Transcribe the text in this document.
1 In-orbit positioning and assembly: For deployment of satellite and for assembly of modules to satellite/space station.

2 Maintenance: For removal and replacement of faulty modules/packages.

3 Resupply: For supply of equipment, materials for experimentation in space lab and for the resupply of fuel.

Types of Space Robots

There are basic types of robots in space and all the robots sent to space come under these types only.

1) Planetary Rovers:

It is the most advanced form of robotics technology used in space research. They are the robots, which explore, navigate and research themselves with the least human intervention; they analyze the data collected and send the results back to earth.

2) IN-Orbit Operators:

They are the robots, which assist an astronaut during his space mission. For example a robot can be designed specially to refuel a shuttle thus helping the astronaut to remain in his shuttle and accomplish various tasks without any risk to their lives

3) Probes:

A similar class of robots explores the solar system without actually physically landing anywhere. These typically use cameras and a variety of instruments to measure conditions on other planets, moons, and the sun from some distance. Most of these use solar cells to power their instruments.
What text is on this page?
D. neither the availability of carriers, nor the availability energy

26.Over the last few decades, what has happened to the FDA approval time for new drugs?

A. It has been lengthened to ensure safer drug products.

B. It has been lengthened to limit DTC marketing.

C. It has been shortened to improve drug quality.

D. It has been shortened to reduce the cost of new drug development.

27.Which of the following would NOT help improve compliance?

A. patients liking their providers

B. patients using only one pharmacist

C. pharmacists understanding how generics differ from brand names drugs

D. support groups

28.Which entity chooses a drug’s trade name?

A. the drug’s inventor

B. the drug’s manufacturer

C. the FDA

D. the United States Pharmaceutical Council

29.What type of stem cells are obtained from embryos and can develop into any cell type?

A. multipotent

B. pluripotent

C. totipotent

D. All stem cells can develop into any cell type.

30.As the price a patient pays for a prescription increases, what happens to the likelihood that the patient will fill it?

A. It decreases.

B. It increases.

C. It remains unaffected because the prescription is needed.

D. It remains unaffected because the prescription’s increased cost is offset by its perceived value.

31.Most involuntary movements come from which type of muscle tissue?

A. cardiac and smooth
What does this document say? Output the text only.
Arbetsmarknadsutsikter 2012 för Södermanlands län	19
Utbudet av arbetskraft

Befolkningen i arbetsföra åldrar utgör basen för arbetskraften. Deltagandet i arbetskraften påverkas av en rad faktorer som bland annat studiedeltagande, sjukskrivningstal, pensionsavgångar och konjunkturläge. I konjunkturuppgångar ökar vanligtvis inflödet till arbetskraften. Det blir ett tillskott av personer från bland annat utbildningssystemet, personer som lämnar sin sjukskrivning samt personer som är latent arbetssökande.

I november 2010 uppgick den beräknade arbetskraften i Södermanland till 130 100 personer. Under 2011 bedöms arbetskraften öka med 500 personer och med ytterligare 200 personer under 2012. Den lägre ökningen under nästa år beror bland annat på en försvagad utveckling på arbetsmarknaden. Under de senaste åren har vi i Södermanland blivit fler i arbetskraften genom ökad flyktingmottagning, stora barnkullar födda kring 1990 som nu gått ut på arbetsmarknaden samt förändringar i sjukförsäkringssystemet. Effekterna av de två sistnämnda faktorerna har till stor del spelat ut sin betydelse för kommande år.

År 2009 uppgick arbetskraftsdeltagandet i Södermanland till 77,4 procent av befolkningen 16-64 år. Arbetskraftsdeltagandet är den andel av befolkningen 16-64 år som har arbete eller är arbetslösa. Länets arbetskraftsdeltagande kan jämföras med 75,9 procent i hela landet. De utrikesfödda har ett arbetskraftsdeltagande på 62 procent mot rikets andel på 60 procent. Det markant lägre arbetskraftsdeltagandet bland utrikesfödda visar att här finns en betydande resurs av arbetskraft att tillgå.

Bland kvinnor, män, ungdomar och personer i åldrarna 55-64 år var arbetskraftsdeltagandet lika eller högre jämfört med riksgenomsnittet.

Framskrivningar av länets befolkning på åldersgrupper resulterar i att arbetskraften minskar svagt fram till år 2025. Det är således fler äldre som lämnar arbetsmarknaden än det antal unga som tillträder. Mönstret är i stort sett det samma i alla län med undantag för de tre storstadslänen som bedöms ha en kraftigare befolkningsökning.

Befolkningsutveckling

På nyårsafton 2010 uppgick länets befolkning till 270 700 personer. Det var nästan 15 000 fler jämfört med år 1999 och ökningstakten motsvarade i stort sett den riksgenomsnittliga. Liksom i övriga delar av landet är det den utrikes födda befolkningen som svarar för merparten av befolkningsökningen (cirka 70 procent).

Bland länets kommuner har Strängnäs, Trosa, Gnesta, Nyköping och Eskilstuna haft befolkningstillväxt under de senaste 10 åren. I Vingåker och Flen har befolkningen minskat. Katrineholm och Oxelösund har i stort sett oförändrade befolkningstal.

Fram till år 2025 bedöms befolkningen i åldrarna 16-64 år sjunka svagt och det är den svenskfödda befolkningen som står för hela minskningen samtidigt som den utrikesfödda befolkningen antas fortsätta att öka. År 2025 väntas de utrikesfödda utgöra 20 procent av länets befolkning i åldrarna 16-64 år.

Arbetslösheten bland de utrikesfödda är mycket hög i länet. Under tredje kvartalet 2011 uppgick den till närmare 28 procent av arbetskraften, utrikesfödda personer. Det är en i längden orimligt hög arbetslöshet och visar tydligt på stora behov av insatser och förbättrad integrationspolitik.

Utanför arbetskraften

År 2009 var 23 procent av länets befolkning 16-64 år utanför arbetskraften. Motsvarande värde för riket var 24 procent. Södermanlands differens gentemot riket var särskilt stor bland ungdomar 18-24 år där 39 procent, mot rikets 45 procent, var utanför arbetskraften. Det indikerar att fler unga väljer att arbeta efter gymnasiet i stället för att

__REQUIRED WORK__. All the records above need to be output exactly, with none omitted.

__EXERCISE OUTPUT__.
Transcribe the text in this document.
1 In-orbit positioning and assembly: For deployment of satellite and for assembly of modules to satellite/space station.

2 Maintenance: For removal and replacement of faulty modules/packages.

3 Resupply: For supply of equipment, materials for experimentation in space lab and for the resupply of fuel.

Types of Space Robots

There are basic types of robots in space and all the robots sent to space come under these types only.

1) Planetary Rovers:

It is the most advanced form of robotics technology used in space research. They are the robots, which explore, navigate and research themselves with the least human intervention; they analyze the data collected and send the results back to earth.

2) IN-Orbit Operators:

They are the robots, which assist an astronaut during his space mission. For example a robot can be designed specially to refuel a shuttle thus helping the astronaut to remain in his shuttle and accomplish various tasks without any risk to their lives

3) Probes:

A similar class of robots explores the solar system without actually physically landing anywhere. These typically use cameras and a variety of instruments to measure conditions on other planets, moons, and the sun from some distance. Most of these use solar cells to power their instruments.
What text is on this page?
D. neither the availability of carriers, nor the availability energy

26.Over the last few decades, what has happened to the FDA approval time for new drugs?

A. It has been lengthened to ensure safer drug products.

B. It has been lengthened to limit DTC marketing.

C. It has been shortened to improve drug quality.

D. It has been shortened to reduce the cost of new drug development.

27.Which of the following would NOT help improve compliance?

A. patients liking their providers

B. patients using only one pharmacist

C. pharmacists understanding how generics differ from brand names drugs

D. support groups

28.Which entity chooses a drug’s trade name?

A. the drug’s inventor

B. the drug’s manufacturer

C. the FDA

D. the United States Pharmaceutical Council

29.What type of stem cells are obtained from embryos and can develop into any cell type?

A. multipotent

B. pluripotent

C. totipotent

D. All stem cells can develop into any cell type.

30.As the price a patient pays for a prescription increases, what happens to the likelihood that the patient will fill it?

A. It decreases.

B. It increases.

C. It remains unaffected because the prescription is needed.

D. It remains unaffected because the prescription’s increased cost is offset by its perceived value.

31.Most involuntary movements come from which type of muscle tissue?

A. cardiac and smooth
What does this document say? Output the text only.
Arbetsmarknadsutsikter 2012 för Södermanlands län	19
Utbudet av arbetskraft

Befolkningen i arbetsföra åldrar utgör basen för arbetskraften. Deltagandet i arbetskraften påverkas av en rad faktorer som bland annat studiedeltagande, sjukskrivningstal, pensionsavgångar och konjunkturläge. I konjunkturuppgångar ökar vanligtvis inflödet till arbetskraften. Det blir ett tillskott av personer från bland annat utbildningssystemet, personer som lämnar sin sjukskrivning samt personer som är latent arbetssökande.

I november 2010 uppgick den beräknade arbetskraften i Södermanland till 130 100 personer. Under 2011 bedöms arbetskraften öka med 500 personer och med ytterligare 200 personer under 2012. Den lägre ökningen under nästa år beror bland annat på en försvagad utveckling på arbetsmarknaden. Under de senaste åren har vi i Södermanland blivit fler i arbetskraften genom ökad flyktingmottagning, stora barnkullar födda kring 1990 som nu gått ut på arbetsmarknaden samt förändringar i sjukförsäkringssystemet. Effekterna av de två sistnämnda faktorerna har till stor del spelat ut sin betydelse för kommande år.

År 2009 uppgick arbetskraftsdeltagandet i Södermanland till 77,4 procent av befolkningen 16-64 år. Arbetskraftsdeltagandet är den andel av befolkningen 16-64 år som har arbete eller är arbetslösa. Länets arbetskraftsdeltagande kan jämföras med 75,9 procent i hela landet. De utrikesfödda har ett arbetskraftsdeltagande på 62 procent mot rikets andel på 60 procent. Det markant lägre arbetskraftsdeltagandet bland utrikesfödda visar att här finns en betydande resurs av arbetskraft att tillgå.

Bland kvinnor, män, ungdomar och personer i åldrarna 55-64 år var arbetskraftsdeltagandet lika eller högre jämfört med riksgenomsnittet.

Framskrivningar av länets befolkning på åldersgrupper resulterar i att arbetskraften minskar svagt fram till år 2025. Det är således fler äldre som lämnar arbetsmarknaden än det antal unga som tillträder. Mönstret är i stort sett det samma i alla län med undantag för de tre storstadslänen som bedöms ha en kraftigare befolkningsökning.

Befolkningsutveckling

På nyårsafton 2010 uppgick länets befolkning till 270 700 personer. Det var nästan 15 000 fler jämfört med år 1999 och ökningstakten motsvarade i stort sett den riksgenomsnittliga. Liksom i övriga delar av landet är det den utrikes födda befolkningen som svarar för merparten av befolkningsökningen (cirka 70 procent).

Bland länets kommuner har Strängnäs, Trosa, Gnesta, Nyköping och Eskilstuna haft befolkningstillväxt under de senaste 10 åren. I Vingåker och Flen har befolkningen minskat. Katrineholm och Oxelösund har i stort sett oförändrade befolkningstal.

Fram till år 2025 bedöms befolkningen i åldrarna 16-64 år sjunka svagt och det är den svenskfödda befolkningen som står för hela minskningen samtidigt som den utrikesfödda befolkningen antas fortsätta att öka. År 2025 väntas de utrikesfödda utgöra 20 procent av länets befolkning i åldrarna 16-64 år.

Arbetslösheten bland de utrikesfödda är mycket hög i länet. Under tredje kvartalet 2011 uppgick den till närmare 28 procent av arbetskraften, utrikesfödda personer. Det är en i längden orimligt hög arbetslöshet och visar tydligt på stora behov av insatser och förbättrad integrationspolitik.

Utanför arbetskraften

År 2009 var 23 procent av länets befolkning 16-64 år utanför arbetskraften. Motsvarande värde för riket var 24 procent. Södermanlands differens gentemot riket var särskilt stor bland ungdomar 18-24 år där 39 procent, mot rikets 45 procent, var utanför arbetskraften. Det indikerar att fler unga väljer att arbeta efter gymnasiet i stället för att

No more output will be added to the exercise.